_SHORT TASK_
Each line that contains the string "近期二拍" counts once; report how many such lines appear in the data, as a number only.
* start SUPPLIED DATA *
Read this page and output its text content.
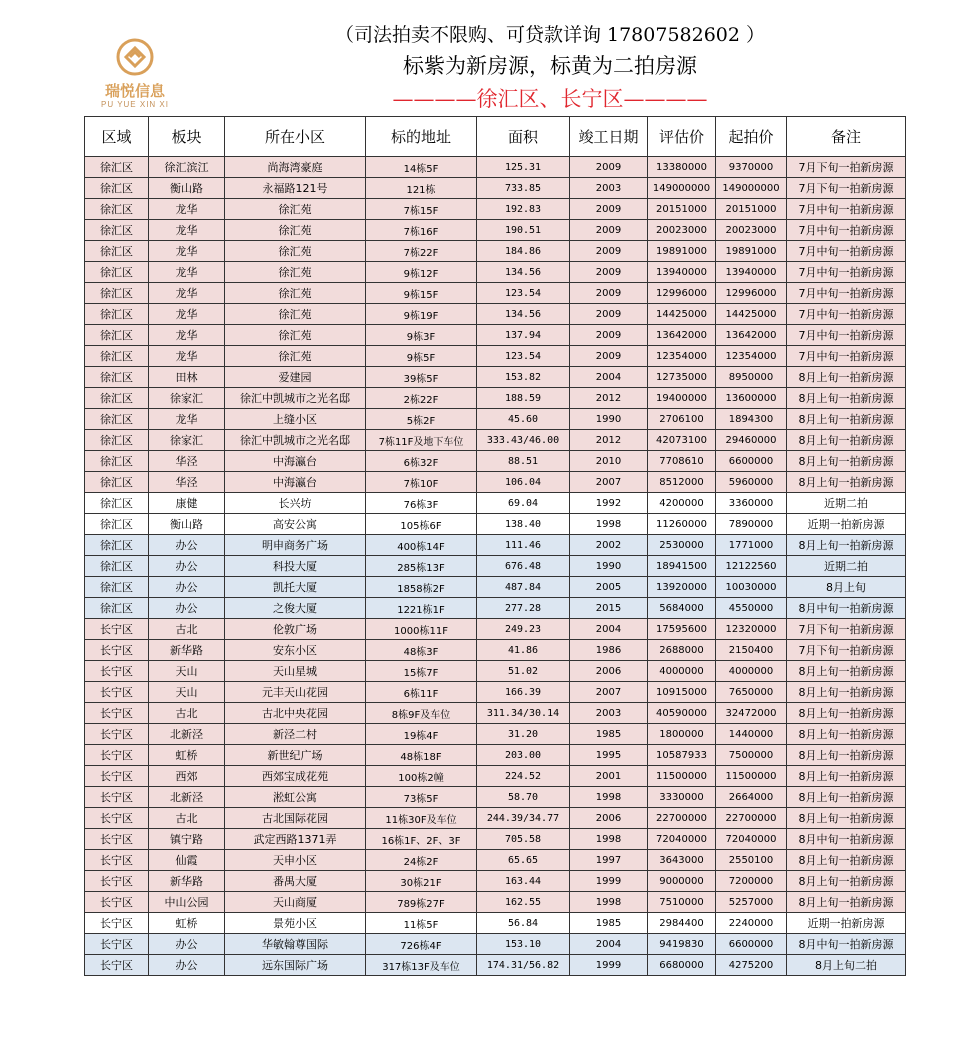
瑞悦信息
PU YUE XIN XI
（司法拍卖不限购、可贷款详询 17807582602 ）
标紫为新房源，标黄为二拍房源
————徐汇区、长宁区————
区域	板块	所在小区	标的地址	面积	竣工日期	评估价	起拍价	备注
徐汇区	徐汇滨江	尚海湾豪庭	14栋5F	125.31	2009	13380000	9370000	7月下旬一拍新房源
徐汇区	衡山路	永福路121号	121栋	733.85	2003	149000000	149000000	7月下旬一拍新房源
徐汇区	龙华	徐汇苑	7栋15F	192.83	2009	20151000	20151000	7月中旬一拍新房源
徐汇区	龙华	徐汇苑	7栋16F	190.51	2009	20023000	20023000	7月中旬一拍新房源
徐汇区	龙华	徐汇苑	7栋22F	184.86	2009	19891000	19891000	7月中旬一拍新房源
徐汇区	龙华	徐汇苑	9栋12F	134.56	2009	13940000	13940000	7月中旬一拍新房源
徐汇区	龙华	徐汇苑	9栋15F	123.54	2009	12996000	12996000	7月中旬一拍新房源
徐汇区	龙华	徐汇苑	9栋19F	134.56	2009	14425000	14425000	7月中旬一拍新房源
徐汇区	龙华	徐汇苑	9栋3F	137.94	2009	13642000	13642000	7月中旬一拍新房源
徐汇区	龙华	徐汇苑	9栋5F	123.54	2009	12354000	12354000	7月中旬一拍新房源
徐汇区	田林	爱建园	39栋5F	153.82	2004	12735000	8950000	8月上旬一拍新房源
徐汇区	徐家汇	徐汇中凯城市之光名邸	2栋22F	188.59	2012	19400000	13600000	8月上旬一拍新房源
徐汇区	龙华	上缝小区	5栋2F	45.60	1990	2706100	1894300	8月上旬一拍新房源
徐汇区	徐家汇	徐汇中凯城市之光名邸	7栋11F及地下车位	333.43/46.00	2012	42073100	29460000	8月上旬一拍新房源
徐汇区	华泾	中海瀛台	6栋32F	88.51	2010	7708610	6600000	8月上旬一拍新房源
徐汇区	华泾	中海瀛台	7栋10F	106.04	2007	8512000	5960000	8月上旬一拍新房源
徐汇区	康健	长兴坊	76栋3F	69.04	1992	4200000	3360000	近期二拍
徐汇区	衡山路	高安公寓	105栋6F	138.40	1998	11260000	7890000	近期一拍新房源
徐汇区	办公	明申商务广场	400栋14F	111.46	2002	2530000	1771000	8月上旬一拍新房源
徐汇区	办公	科投大厦	285栋13F	676.48	1990	18941500	12122560	近期二拍
徐汇区	办公	凯托大厦	1858栋2F	487.84	2005	13920000	10030000	8月上旬
徐汇区	办公	之俊大厦	1221栋1F	277.28	2015	5684000	4550000	8月中旬一拍新房源
长宁区	古北	伦敦广场	1000栋11F	249.23	2004	17595600	12320000	7月下旬一拍新房源
长宁区	新华路	安东小区	48栋3F	41.86	1986	2688000	2150400	7月下旬一拍新房源
长宁区	天山	天山星城	15栋7F	51.02	2006	4000000	4000000	8月上旬一拍新房源
长宁区	天山	元丰天山花园	6栋11F	166.39	2007	10915000	7650000	8月上旬一拍新房源
长宁区	古北	古北中央花园	8栋9F及车位	311.34/30.14	2003	40590000	32472000	8月上旬一拍新房源
长宁区	北新泾	新泾二村	19栋4F	31.20	1985	1800000	1440000	8月上旬一拍新房源
长宁区	虹桥	新世纪广场	48栋18F	203.00	1995	10587933	7500000	8月上旬一拍新房源
长宁区	西郊	西郊宝成花苑	100栋2幢	224.52	2001	11500000	11500000	8月上旬一拍新房源
长宁区	北新泾	淞虹公寓	73栋5F	58.70	1998	3330000	2664000	8月上旬一拍新房源
长宁区	古北	古北国际花园	11栋30F及车位	244.39/34.77	2006	22700000	22700000	8月上旬一拍新房源
长宁区	镇宁路	武定西路1371弄	16栋1F、2F、3F	705.58	1998	72040000	72040000	8月中旬一拍新房源
长宁区	仙霞	天申小区	24栋2F	65.65	1997	3643000	2550100	8月上旬一拍新房源
长宁区	新华路	番禺大厦	30栋21F	163.44	1999	9000000	7200000	8月上旬一拍新房源
长宁区	中山公园	天山商厦	789栋27F	162.55	1998	7510000	5257000	8月上旬一拍新房源
长宁区	虹桥	景苑小区	11栋5F	56.84	1985	2984400	2240000	近期一拍新房源
长宁区	办公	华敏翰尊国际	726栋4F	153.10	2004	9419830	6600000	8月中旬一拍新房源
长宁区	办公	远东国际广场	317栋13F及车位	174.31/56.82	1999	6680000	4275200	8月上旬二拍
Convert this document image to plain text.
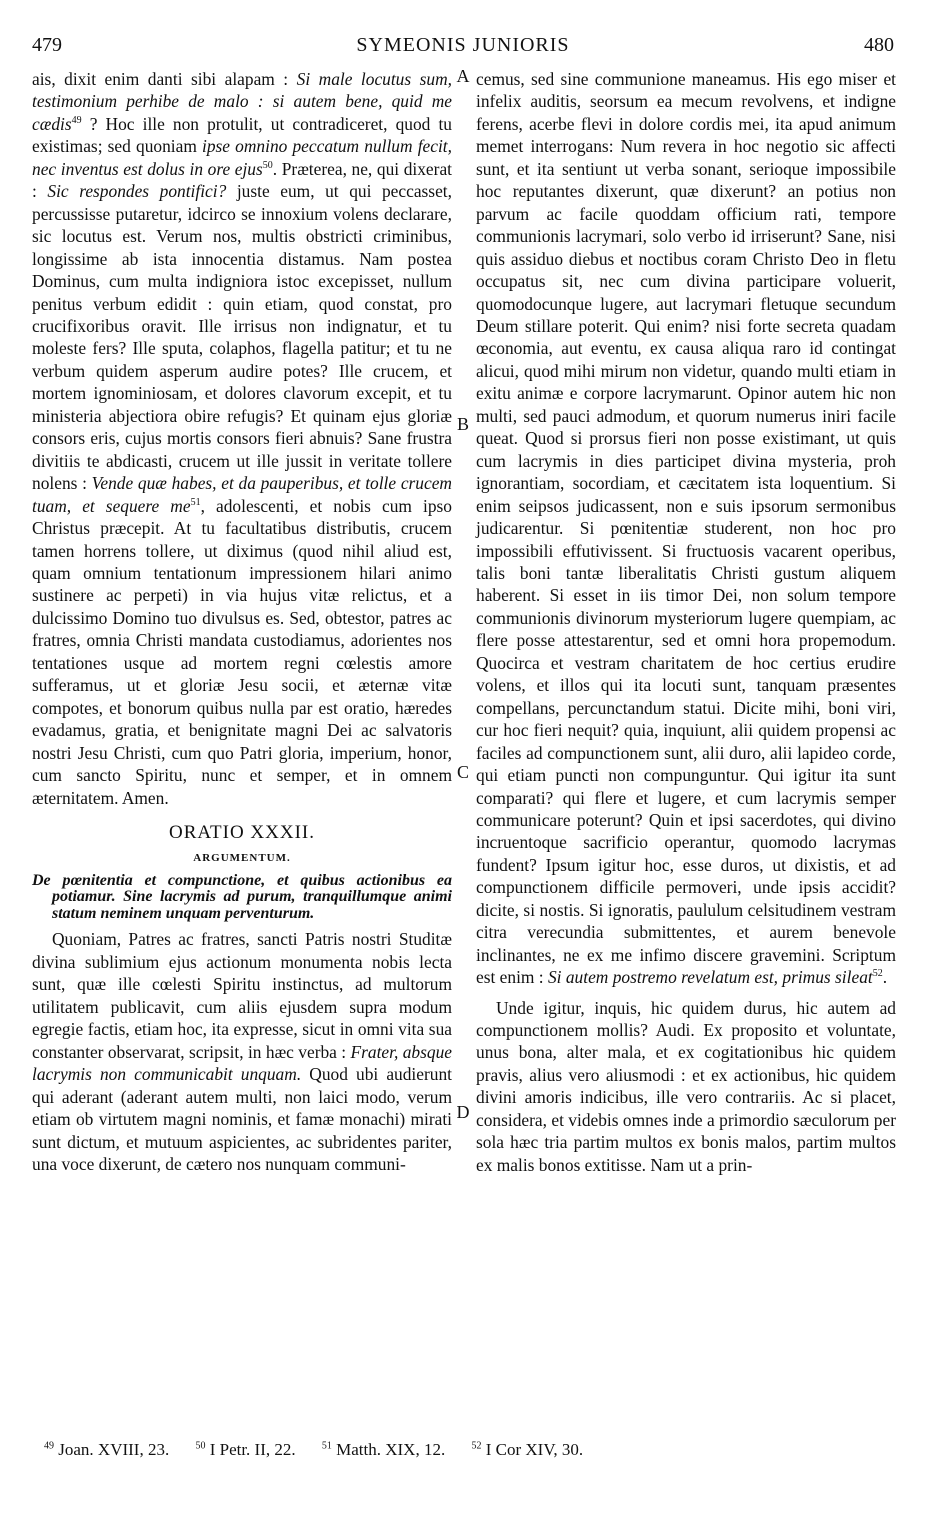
479	SYMEONIS JUNIORIS	480
A
B
C
D

ais, dixit enim danti sibi alapam : Si male locutus sum, testimonium perhibe de malo : si autem bene, quid me cædis$^{49}$ ? Hoc ille non protulit, ut contradiceret, quod tu existimas; sed quoniam ipse omnino peccatum nullum fecit, nec inventus est dolus in ore ejus$^{50}$. Præterea, ne, qui dixerat : Sic respondes pontifici? juste eum, ut qui peccasset, percussisse putaretur, idcirco se innoxium volens declarare, sic locutus est. Verum nos, multis obstricti criminibus, longissime ab ista innocentia distamus. Nam postea Dominus, cum multa indigniora istoc excepisset, nullum penitus verbum edidit : quin etiam, quod constat, pro crucifixoribus oravit. Ille irrisus non indignatur, et tu moleste fers? Ille sputa, colaphos, flagella patitur; et tu ne verbum quidem asperum audire potes? Ille crucem, et mortem ignominiosam, et dolores clavorum excepit, et tu ministeria abjectiora obire refugis? Et quinam ejus gloriæ consors eris, cujus mortis consors fieri abnuis? Sane frustra divitiis te abdicasti, crucem ut ille jussit in veritate tollere nolens : Vende quæ habes, et da pauperibus, et tolle crucem tuam, et sequere me$^{51}$, adolescenti, et nobis cum ipso Christus præcepit. At tu facultatibus distributis, crucem tamen horrens tollere, ut diximus (quod nihil aliud est, quam omnium tentationum impressionem hilari animo sustinere ac perpeti) in via hujus vitæ relictus, et a dulcissimo Domino tuo divulsus es. Sed, obtestor, patres ac fratres, omnia Christi mandata custodiamus, adorientes nos tentationes usque ad mortem regni cœlestis amore sufferamus, ut et gloriæ Jesu socii, et æternæ vitæ compotes, et bonorum quibus nulla par est oratio, hæredes evadamus, gratia, et benignitate magni Dei ac salvatoris nostri Jesu Christi, cum quo Patri gloria, imperium, honor, cum sancto Spiritu, nunc et semper, et in omnem æternitatem. Amen.

ORATIO XXXII.
ARGUMENTUM.
De pœnitentia et compunctione, et quibus actionibus ea potiamur. Sine lacrymis ad purum, tranquillumque animi statum neminem unquam perventurum.

Quoniam, Patres ac fratres, sancti Patris nostri Studitæ divina sublimium ejus actionum monumenta nobis lecta sunt, quæ ille cœlesti Spiritu instinctus, ad multorum utilitatem publicavit, cum aliis ejusdem supra modum egregie factis, etiam hoc, ita expresse, sicut in omni vita sua constanter observarat, scripsit, in hæc verba : Frater, absque lacrymis non communicabit unquam. Quod ubi audierunt qui aderant (aderant autem multi, non laici modo, verum etiam ob virtutem magni nominis, et famæ monachi) mirati sunt dictum, et mutuum aspicientes, ac subridentes pariter, una voce dixerunt, de cætero nos nunquam communi-

cemus, sed sine communione maneamus. His ego miser et infelix auditis, seorsum ea mecum revolvens, et indigne ferens, acerbe flevi in dolore cordis mei, ita apud animum memet interrogans: Num revera in hoc negotio sic affecti sunt, et ita sentiunt ut verba sonant, serioque impossibile hoc reputantes dixerunt, quæ dixerunt? an potius non parvum ac facile quoddam officium rati, tempore communionis lacrymari, solo verbo id irriserunt? Sane, nisi quis assiduo diebus et noctibus coram Christo Deo in fletu occupatus sit, nec cum divina participare voluerit, quomodocunque lugere, aut lacrymari fletuque secundum Deum stillare poterit. Qui enim? nisi forte secreta quadam œconomia, aut eventu, ex causa aliqua raro id contingat alicui, quod mihi mirum non videtur, quando multi etiam in exitu animæ e corpore lacrymarunt. Opinor autem hic non multi, sed pauci admodum, et quorum numerus iniri facile queat. Quod si prorsus fieri non posse existimant, ut quis cum lacrymis in dies participet divina mysteria, proh ignorantiam, socordiam, et cæcitatem ista loquentium. Si enim seipsos judicassent, non e suis ipsorum sermonibus judicarentur. Si pœnitentiæ studerent, non hoc pro impossibili effutivissent. Si fructuosis vacarent operibus, talis boni tantæ liberalitatis Christi gustum aliquem haberent. Si esset in iis timor Dei, non solum tempore communionis divinorum mysteriorum lugere quempiam, ac flere posse attestarentur, sed et omni hora propemodum. Quocirca et vestram charitatem de hoc certius erudire volens, et illos qui ita locuti sunt, tanquam præsentes compellans, percunctandum statui. Dicite mihi, boni viri, cur hoc fieri nequit? quia, inquiunt, alii quidem propensi ac faciles ad compunctionem sunt, alii duro, alii lapideo corde, qui etiam puncti non compunguntur. Qui igitur ita sunt comparati? qui flere et lugere, et cum lacrymis semper communicare poterunt? Quin et ipsi sacerdotes, qui divino incruentoque sacrificio operantur, quomodo lacrymas fundent? Ipsum igitur hoc, esse duros, ut dixistis, et ad compunctionem difficile permoveri, unde ipsis accidit? dicite, si nostis. Si ignoratis, paululum celsitudinem vestram citra verecundia submittentes, et aurem benevole inclinantes, ne ex me infimo discere gravemini. Scriptum est enim : Si autem postremo revelatum est, primus sileat$^{52}$.

Unde igitur, inquis, hic quidem durus, hic autem ad compunctionem mollis? Audi. Ex proposito et voluntate, unus bona, alter mala, et ex cogitationibus hic quidem pravis, alius vero aliusmodi : et ex actionibus, hic quidem divini amoris indicibus, ille vero contrariis. Ac si placet, considera, et videbis omnes inde a primordio sæculorum per sola hæc tria partim multos ex bonis malos, partim multos ex malis bonos extitisse. Nam ut a prin-

$^{49}$ Joan. XVIII, 23.	$^{50}$ I Petr. II, 22.	$^{51}$ Matth. XIX, 12.	$^{52}$ I Cor XIV, 30.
* end SUPPLIED DATA *
_TASK RESPONSE_
2